• [Stated goal]:
Show every line in the records below that contains the word "source".
☆ ☆ ☆ ☆ ☆ ☆ ☆
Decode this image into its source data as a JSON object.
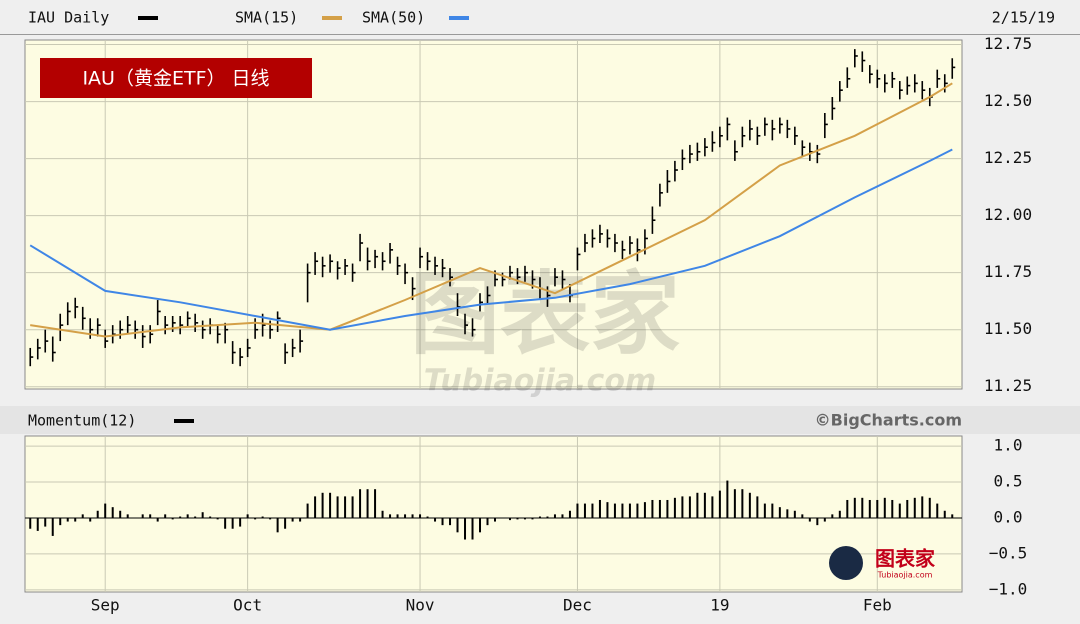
{
  "chart_data": [
    {
      "type": "ohlc",
      "title": "IAU Daily",
      "subtitle": "2/15/19",
      "annotation": "IAU（黄金ETF） 日线",
      "color": "#000000",
      "grid": true,
      "xlim": [
        -0.7,
        124.3
      ],
      "ylim": [
        11.24,
        12.77
      ],
      "yticks": [
        12.75,
        {
          "value": 12.5,
          "label": "12.50"
        },
        12.25,
        {
          "value": 12,
          "label": "12.00"
        },
        11.75,
        {
          "value": 11.5,
          "label": "11.50"
        },
        11.25
      ],
      "xticks": [
        {
          "value": 10,
          "label": "Sep"
        },
        {
          "value": 29,
          "label": "Oct"
        },
        {
          "value": 52,
          "label": "Nov"
        },
        {
          "value": 73,
          "label": "Dec"
        },
        {
          "value": 92,
          "label": "19"
        },
        {
          "value": 113,
          "label": "Feb"
        }
      ],
      "close": [
        11.38,
        11.42,
        11.45,
        11.4,
        11.52,
        11.58,
        11.6,
        11.55,
        11.5,
        11.52,
        11.45,
        11.48,
        11.5,
        11.52,
        11.5,
        11.47,
        11.48,
        11.58,
        11.52,
        11.53,
        11.52,
        11.55,
        11.53,
        11.5,
        11.52,
        11.48,
        11.5,
        11.4,
        11.38,
        11.42,
        11.5,
        11.52,
        11.5,
        11.55,
        11.4,
        11.42,
        11.45,
        11.75,
        11.8,
        11.78,
        11.8,
        11.77,
        11.78,
        11.75,
        11.88,
        11.8,
        11.82,
        11.8,
        11.85,
        11.78,
        11.75,
        11.68,
        11.82,
        11.8,
        11.78,
        11.77,
        11.73,
        11.6,
        11.52,
        11.5,
        11.62,
        11.65,
        11.72,
        11.72,
        11.75,
        11.73,
        11.75,
        11.72,
        11.68,
        11.65,
        11.73,
        11.72,
        11.65,
        11.83,
        11.88,
        11.9,
        11.92,
        11.9,
        11.88,
        11.85,
        11.88,
        11.85,
        11.9,
        11.98,
        12.1,
        12.15,
        12.2,
        12.25,
        12.27,
        12.28,
        12.3,
        12.32,
        12.35,
        12.4,
        12.28,
        12.35,
        12.38,
        12.35,
        12.4,
        12.38,
        12.4,
        12.38,
        12.35,
        12.3,
        12.28,
        12.27,
        12.4,
        12.47,
        12.55,
        12.6,
        12.7,
        12.68,
        12.62,
        12.6,
        12.58,
        12.6,
        12.55,
        12.57,
        12.58,
        12.55,
        12.52,
        12.6,
        12.58,
        12.65
      ],
      "high": [
        11.42,
        11.46,
        11.5,
        11.47,
        11.57,
        11.62,
        11.64,
        11.6,
        11.55,
        11.55,
        11.5,
        11.52,
        11.54,
        11.56,
        11.54,
        11.52,
        11.52,
        11.63,
        11.56,
        11.56,
        11.56,
        11.58,
        11.57,
        11.54,
        11.55,
        11.52,
        11.53,
        11.45,
        11.42,
        11.46,
        11.55,
        11.57,
        11.54,
        11.58,
        11.44,
        11.46,
        11.5,
        11.79,
        11.84,
        11.82,
        11.83,
        11.8,
        11.81,
        11.79,
        11.92,
        11.86,
        11.85,
        11.84,
        11.88,
        11.82,
        11.79,
        11.73,
        11.86,
        11.84,
        11.82,
        11.81,
        11.77,
        11.66,
        11.57,
        11.55,
        11.66,
        11.69,
        11.76,
        11.75,
        11.78,
        11.77,
        11.78,
        11.76,
        11.73,
        11.69,
        11.77,
        11.76,
        11.7,
        11.86,
        11.92,
        11.94,
        11.96,
        11.94,
        11.92,
        11.89,
        11.91,
        11.9,
        11.94,
        12.04,
        12.14,
        12.2,
        12.24,
        12.29,
        12.31,
        12.32,
        12.34,
        12.37,
        12.39,
        12.43,
        12.33,
        12.39,
        12.42,
        12.39,
        12.43,
        12.42,
        12.43,
        12.42,
        12.39,
        12.33,
        12.32,
        12.31,
        12.45,
        12.52,
        12.59,
        12.65,
        12.73,
        12.72,
        12.66,
        12.64,
        12.62,
        12.63,
        12.59,
        12.61,
        12.62,
        12.59,
        12.56,
        12.64,
        12.62,
        12.69
      ],
      "low": [
        11.34,
        11.37,
        11.4,
        11.36,
        11.45,
        11.52,
        11.55,
        11.5,
        11.46,
        11.47,
        11.42,
        11.44,
        11.46,
        11.48,
        11.46,
        11.42,
        11.44,
        11.52,
        11.48,
        11.49,
        11.48,
        11.51,
        11.49,
        11.46,
        11.48,
        11.44,
        11.44,
        11.35,
        11.34,
        11.38,
        11.46,
        11.47,
        11.46,
        11.49,
        11.35,
        11.38,
        11.4,
        11.62,
        11.74,
        11.73,
        11.75,
        11.72,
        11.74,
        11.71,
        11.8,
        11.76,
        11.77,
        11.76,
        11.79,
        11.74,
        11.7,
        11.63,
        11.77,
        11.76,
        11.74,
        11.73,
        11.69,
        11.56,
        11.48,
        11.47,
        11.58,
        11.61,
        11.69,
        11.69,
        11.72,
        11.7,
        11.71,
        11.68,
        11.63,
        11.6,
        11.69,
        11.68,
        11.62,
        11.76,
        11.84,
        11.86,
        11.88,
        11.86,
        11.84,
        11.81,
        11.83,
        11.8,
        11.83,
        11.92,
        12.04,
        12.1,
        12.15,
        12.2,
        12.23,
        12.24,
        12.26,
        12.28,
        12.3,
        12.33,
        12.24,
        12.3,
        12.33,
        12.31,
        12.35,
        12.33,
        12.36,
        12.34,
        12.31,
        12.26,
        12.24,
        12.23,
        12.34,
        12.42,
        12.5,
        12.56,
        12.65,
        12.63,
        12.58,
        12.56,
        12.54,
        12.56,
        12.51,
        12.53,
        12.54,
        12.51,
        12.48,
        12.56,
        12.54,
        12.6
      ],
      "series": [
        {
          "name": "SMA(15)",
          "color": "#d4a048",
          "x": [
            0,
            10,
            20,
            30,
            40,
            50,
            60,
            70,
            80,
            90,
            100,
            110,
            120,
            123
          ],
          "values": [
            11.52,
            11.47,
            11.51,
            11.53,
            11.5,
            11.63,
            11.77,
            11.66,
            11.82,
            11.98,
            12.22,
            12.35,
            12.52,
            12.58
          ]
        },
        {
          "name": "SMA(50)",
          "color": "#3f86e6",
          "x": [
            0,
            10,
            20,
            30,
            40,
            50,
            60,
            70,
            80,
            90,
            100,
            110,
            120,
            123
          ],
          "values": [
            11.87,
            11.67,
            11.62,
            11.56,
            11.5,
            11.56,
            11.61,
            11.64,
            11.7,
            11.78,
            11.91,
            12.08,
            12.24,
            12.29
          ]
        }
      ]
    },
    {
      "type": "bar",
      "title": "Momentum(12)",
      "source": "©BigCharts.com",
      "color": "#000000",
      "grid": true,
      "xlim": [
        -0.7,
        124.3
      ],
      "ylim": [
        -1.03,
        1.14
      ],
      "yticks": [
        {
          "value": 1,
          "label": "1.0"
        },
        {
          "value": 0.5,
          "label": "0.5"
        },
        {
          "value": 0,
          "label": "0.0"
        },
        {
          "value": -0.5,
          "label": "−0.5"
        },
        {
          "value": -1,
          "label": "−1.0"
        }
      ],
      "values": [
        -0.15,
        -0.18,
        -0.12,
        -0.25,
        -0.1,
        -0.05,
        -0.05,
        0.05,
        -0.05,
        0.1,
        0.2,
        0.15,
        0.1,
        0.05,
        0,
        0.05,
        0.05,
        -0.05,
        0.05,
        -0.02,
        0.02,
        0.05,
        0.02,
        0.08,
        0.02,
        -0.02,
        -0.15,
        -0.15,
        -0.12,
        0.05,
        -0.02,
        0.02,
        -0.02,
        -0.2,
        -0.15,
        -0.05,
        -0.05,
        0.2,
        0.3,
        0.35,
        0.35,
        0.3,
        0.3,
        0.3,
        0.4,
        0.4,
        0.4,
        0.1,
        0.05,
        0.05,
        0.05,
        0.05,
        0.05,
        0.02,
        -0.05,
        -0.1,
        -0.1,
        -0.2,
        -0.3,
        -0.3,
        -0.2,
        -0.1,
        -0.05,
        0,
        -0.03,
        -0.02,
        -0.02,
        -0.02,
        0.02,
        0.02,
        0.05,
        0.05,
        0.1,
        0.2,
        0.2,
        0.2,
        0.25,
        0.22,
        0.2,
        0.2,
        0.2,
        0.2,
        0.22,
        0.25,
        0.25,
        0.25,
        0.28,
        0.3,
        0.3,
        0.35,
        0.35,
        0.3,
        0.38,
        0.52,
        0.4,
        0.4,
        0.35,
        0.3,
        0.2,
        0.2,
        0.15,
        0.12,
        0.1,
        0.05,
        -0.05,
        -0.1,
        -0.05,
        0.05,
        0.1,
        0.25,
        0.28,
        0.28,
        0.25,
        0.25,
        0.28,
        0.25,
        0.2,
        0.25,
        0.28,
        0.3,
        0.28,
        0.2,
        0.1,
        0.05
      ]
    }
  ],
  "watermark": {
    "text": "图表家",
    "url": "Tubiaojia.com"
  }
}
☆ ☆ ☆ ☆ ☆ ☆ ☆
• [Solution]:
Decode this image into its source data as a JSON object.
      "source": "©BigCharts.com",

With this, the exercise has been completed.